begin DATA FOR THE TASK

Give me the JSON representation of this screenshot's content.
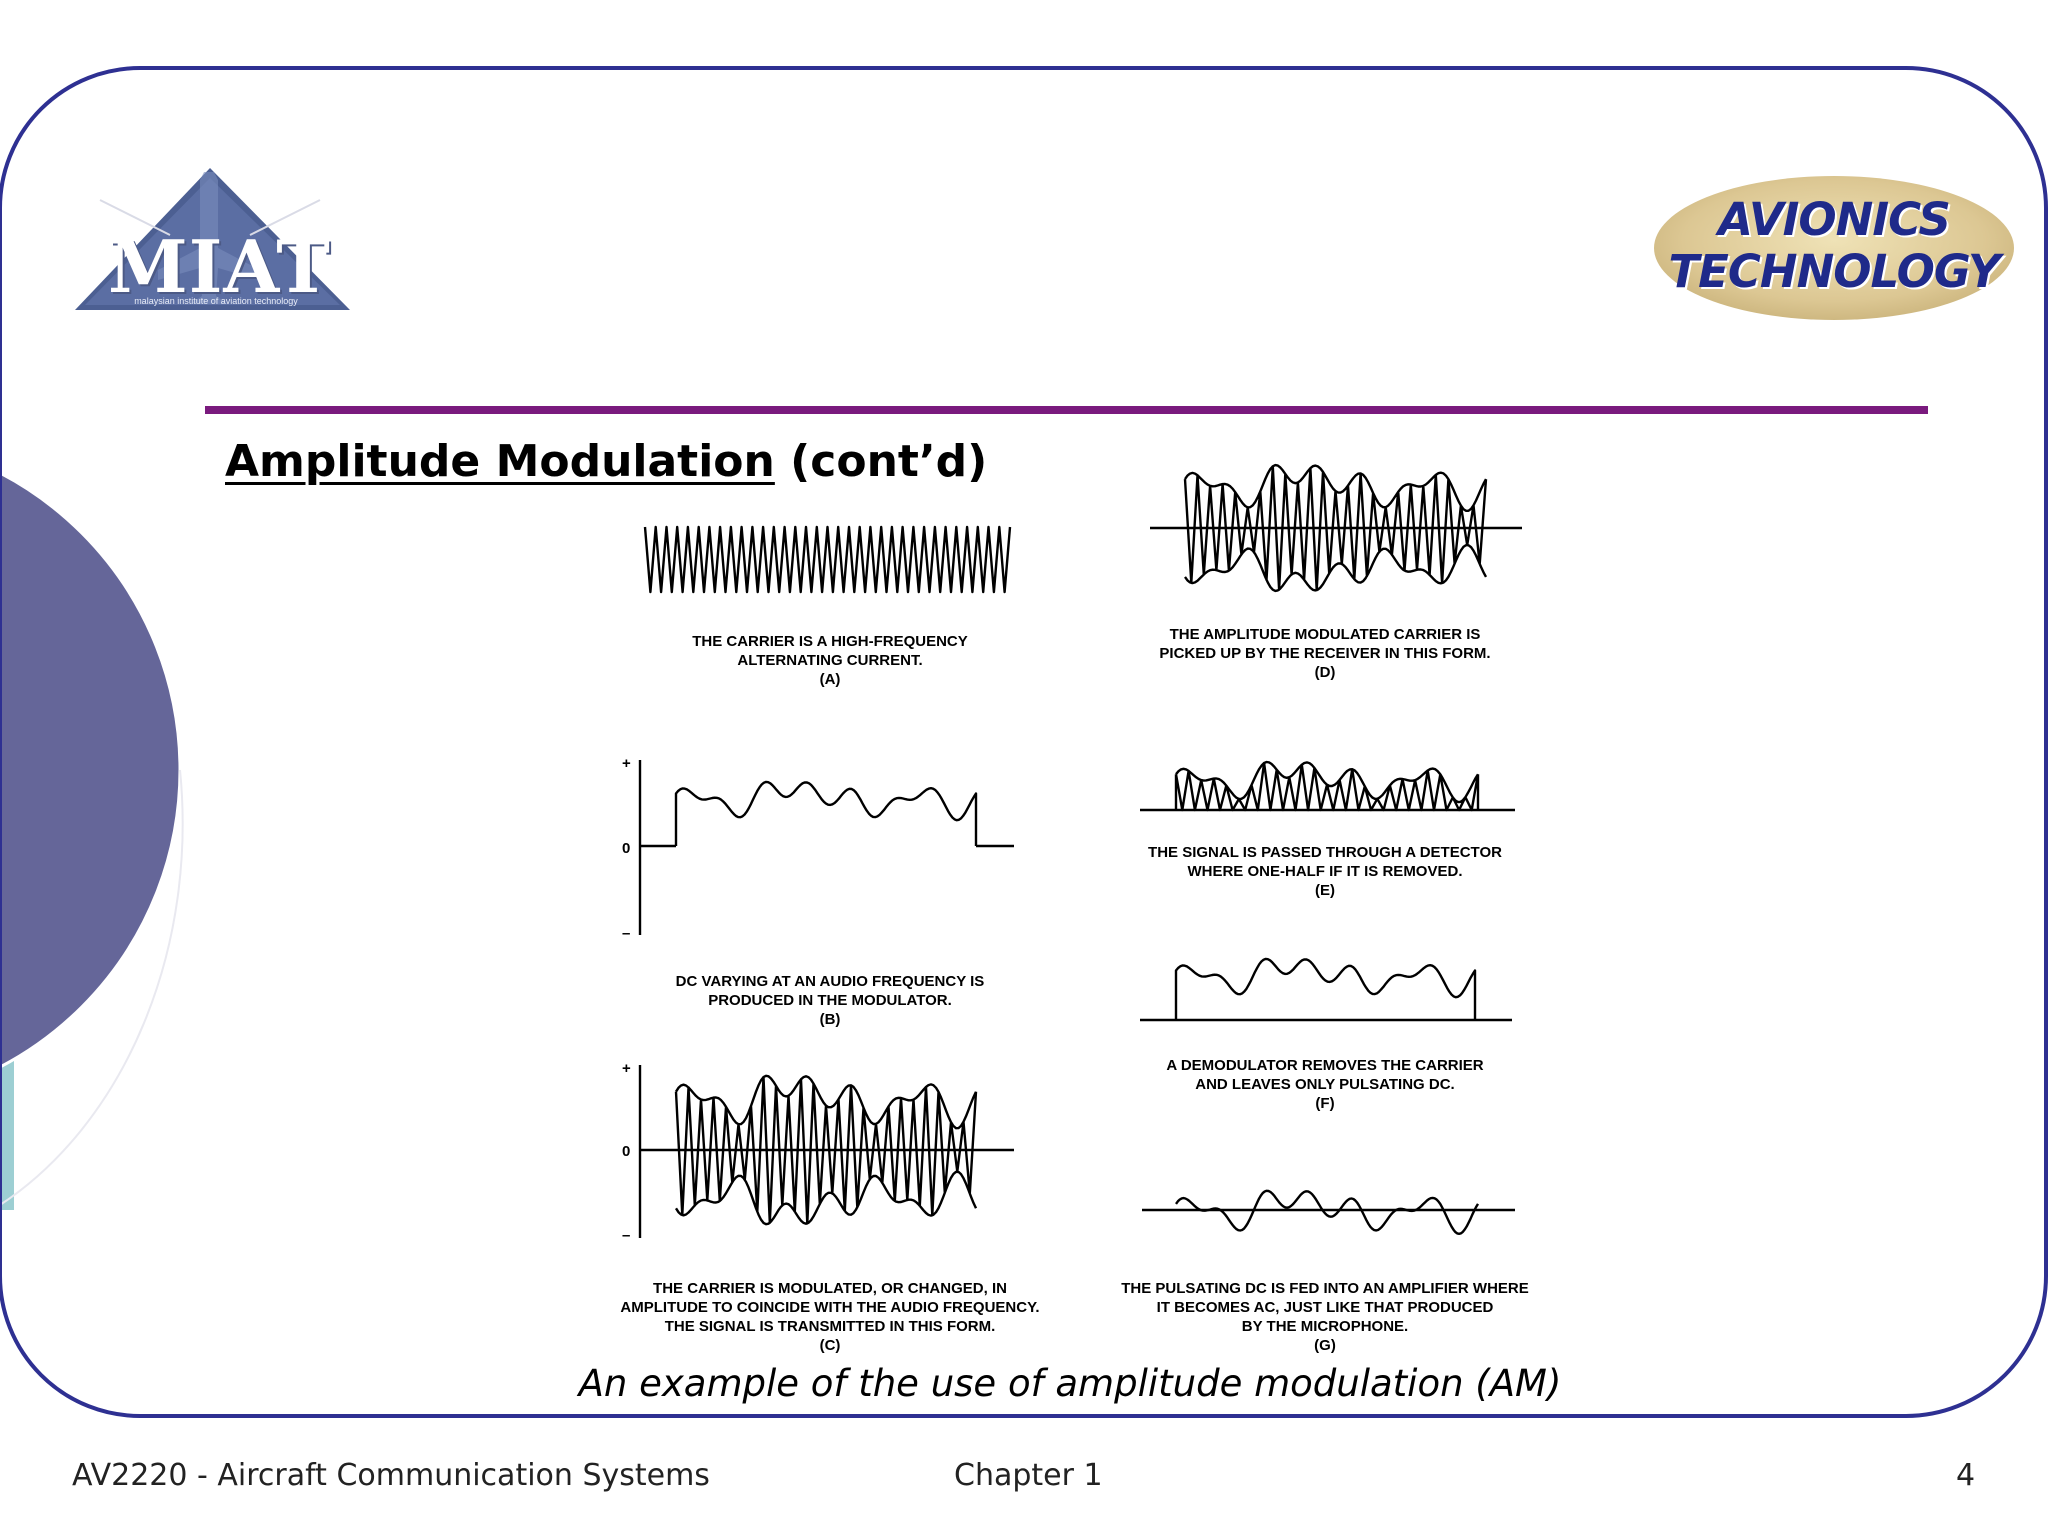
{
  "logo": {
    "text": "MIAT",
    "subtitle": "malaysian institute of aviation technology"
  },
  "badge": {
    "line1": "AVIONICS",
    "line2": "TECHNOLOGY"
  },
  "slide": {
    "title_main": "Amplitude Modulation",
    "title_suffix": " (cont’d)",
    "caption": "An example of the use of amplitude modulation (AM)"
  },
  "figures": {
    "a": {
      "caption": "THE CARRIER IS A HIGH-FREQUENCY\nALTERNATING CURRENT.\n(A)"
    },
    "b": {
      "caption": "DC VARYING AT AN AUDIO FREQUENCY IS\nPRODUCED IN THE MODULATOR.\n(B)",
      "plus": "+",
      "zero": "0",
      "minus": "–"
    },
    "c": {
      "caption": "THE CARRIER IS MODULATED, OR CHANGED, IN\nAMPLITUDE TO COINCIDE WITH THE AUDIO FREQUENCY.\nTHE SIGNAL IS TRANSMITTED IN THIS FORM.\n(C)",
      "plus": "+",
      "zero": "0",
      "minus": "–"
    },
    "d": {
      "caption": "THE AMPLITUDE MODULATED CARRIER IS\nPICKED UP BY THE RECEIVER IN THIS FORM.\n(D)"
    },
    "e": {
      "caption": "THE SIGNAL IS PASSED THROUGH A DETECTOR\nWHERE ONE-HALF IF IT IS REMOVED.\n(E)"
    },
    "f": {
      "caption": "A DEMODULATOR REMOVES THE CARRIER\nAND LEAVES ONLY PULSATING DC.\n(F)"
    },
    "g": {
      "caption": "THE PULSATING DC IS FED INTO AN AMPLIFIER WHERE\nIT BECOMES AC, JUST LIKE THAT PRODUCED\nBY THE MICROPHONE.\n(G)"
    }
  },
  "footer": {
    "course": "AV2220 - Aircraft Communication Systems",
    "chapter": "Chapter 1",
    "page": "4"
  },
  "colors": {
    "frame": "#2e3092",
    "rule": "#7a1a7e",
    "circle": "#656699",
    "teal": "#9dcfd3",
    "badge": "#dcc793",
    "badge_text": "#1f2a8a"
  }
}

end DATA FOR THE TASK

INSTRUCTIONS FOR THE TASK: Give back every line exactly as it stands, pictures excluded.

COMPLETE RESPONSE:
Give me the JSON representation of this screenshot's content.
{
  "logo": {
    "text": "MIAT",
    "subtitle": "malaysian institute of aviation technology"
  },
  "badge": {
    "line1": "AVIONICS",
    "line2": "TECHNOLOGY"
  },
  "slide": {
    "title_main": "Amplitude Modulation",
    "title_suffix": " (cont’d)",
    "caption": "An example of the use of amplitude modulation (AM)"
  },
  "figures": {
    "a": {
      "caption": "THE CARRIER IS A HIGH-FREQUENCY\nALTERNATING CURRENT.\n(A)"
    },
    "b": {
      "caption": "DC VARYING AT AN AUDIO FREQUENCY IS\nPRODUCED IN THE MODULATOR.\n(B)",
      "plus": "+",
      "zero": "0",
      "minus": "–"
    },
    "c": {
      "caption": "THE CARRIER IS MODULATED, OR CHANGED, IN\nAMPLITUDE TO COINCIDE WITH THE AUDIO FREQUENCY.\nTHE SIGNAL IS TRANSMITTED IN THIS FORM.\n(C)",
      "plus": "+",
      "zero": "0",
      "minus": "–"
    },
    "d": {
      "caption": "THE AMPLITUDE MODULATED CARRIER IS\nPICKED UP BY THE RECEIVER IN THIS FORM.\n(D)"
    },
    "e": {
      "caption": "THE SIGNAL IS PASSED THROUGH A DETECTOR\nWHERE ONE-HALF IF IT IS REMOVED.\n(E)"
    },
    "f": {
      "caption": "A DEMODULATOR REMOVES THE CARRIER\nAND LEAVES ONLY PULSATING DC.\n(F)"
    },
    "g": {
      "caption": "THE PULSATING DC IS FED INTO AN AMPLIFIER WHERE\nIT BECOMES AC, JUST LIKE THAT PRODUCED\nBY THE MICROPHONE.\n(G)"
    }
  },
  "footer": {
    "course": "AV2220 - Aircraft Communication Systems",
    "chapter": "Chapter 1",
    "page": "4"
  },
  "colors": {
    "frame": "#2e3092",
    "rule": "#7a1a7e",
    "circle": "#656699",
    "teal": "#9dcfd3",
    "badge": "#dcc793",
    "badge_text": "#1f2a8a"
  }
}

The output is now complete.